» **Stored rows**

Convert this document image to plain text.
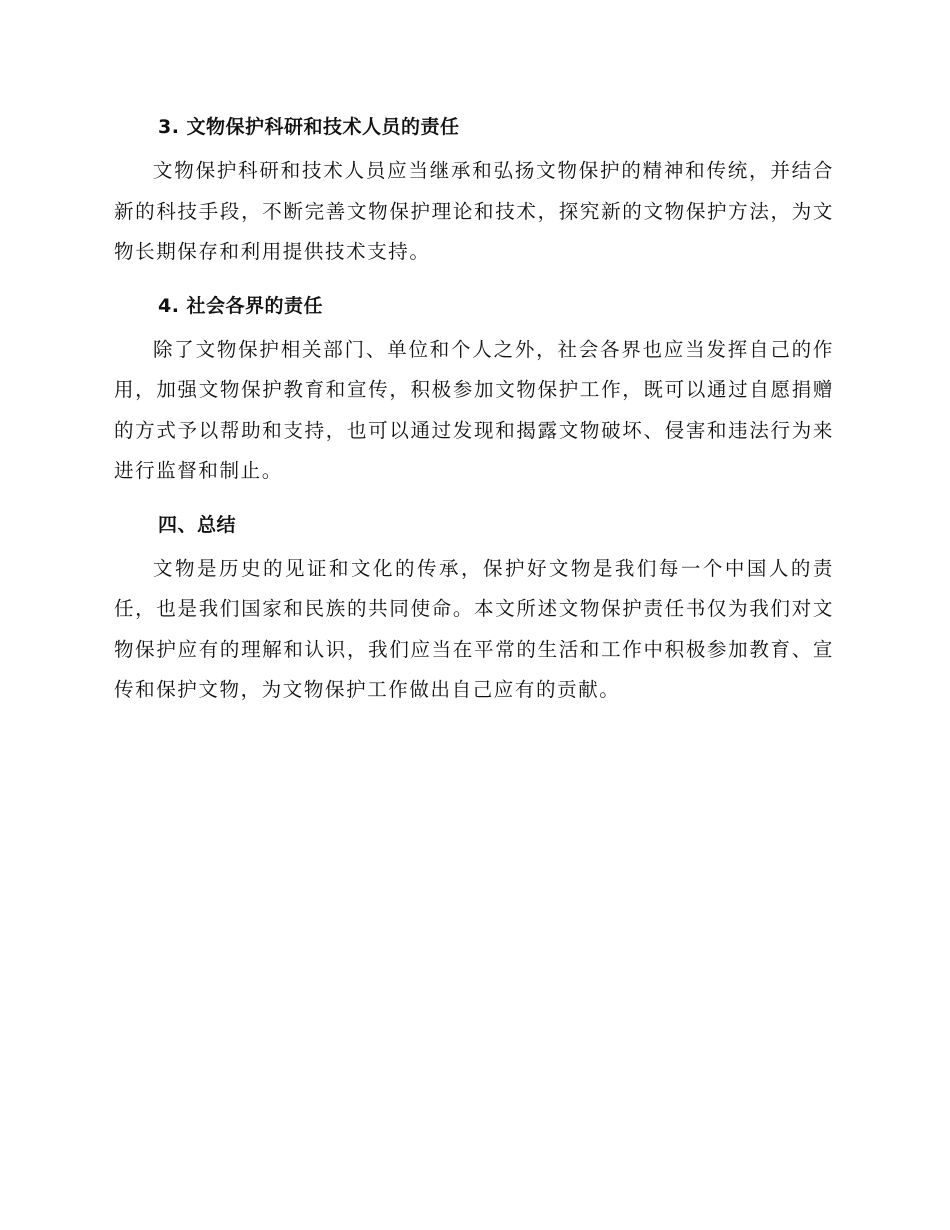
3. 文物保护科研和技术人员的责任

文物保护科研和技术人员应当继承和弘扬文物保护的精神和传统，并结合新的科技手段，不断完善文物保护理论和技术，探究新的文物保护方法，为文物长期保存和利用提供技术支持。

4. 社会各界的责任

除了文物保护相关部门、单位和个人之外，社会各界也应当发挥自己的作用，加强文物保护教育和宣传，积极参加文物保护工作，既可以通过自愿捐赠的方式予以帮助和支持，也可以通过发现和揭露文物破坏、侵害和违法行为来进行监督和制止。

四、总结

文物是历史的见证和文化的传承，保护好文物是我们每一个中国人的责任，也是我们国家和民族的共同使命。本文所述文物保护责任书仅为我们对文物保护应有的理解和认识，我们应当在平常的生活和工作中积极参加教育、宣传和保护文物，为文物保护工作做出自己应有的贡献。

» **Written task**
Reproduce each line exactly, please, except for any pictures.

» **Final result**
Convert this document image to plain text.
3. 文物保护科研和技术人员的责任

文物保护科研和技术人员应当继承和弘扬文物保护的精神和传统，并结合新的科技手段，不断完善文物保护理论和技术，探究新的文物保护方法，为文物长期保存和利用提供技术支持。

4. 社会各界的责任

除了文物保护相关部门、单位和个人之外，社会各界也应当发挥自己的作用，加强文物保护教育和宣传，积极参加文物保护工作，既可以通过自愿捐赠的方式予以帮助和支持，也可以通过发现和揭露文物破坏、侵害和违法行为来进行监督和制止。

四、总结

文物是历史的见证和文化的传承，保护好文物是我们每一个中国人的责任，也是我们国家和民族的共同使命。本文所述文物保护责任书仅为我们对文物保护应有的理解和认识，我们应当在平常的生活和工作中积极参加教育、宣传和保护文物，为文物保护工作做出自己应有的贡献。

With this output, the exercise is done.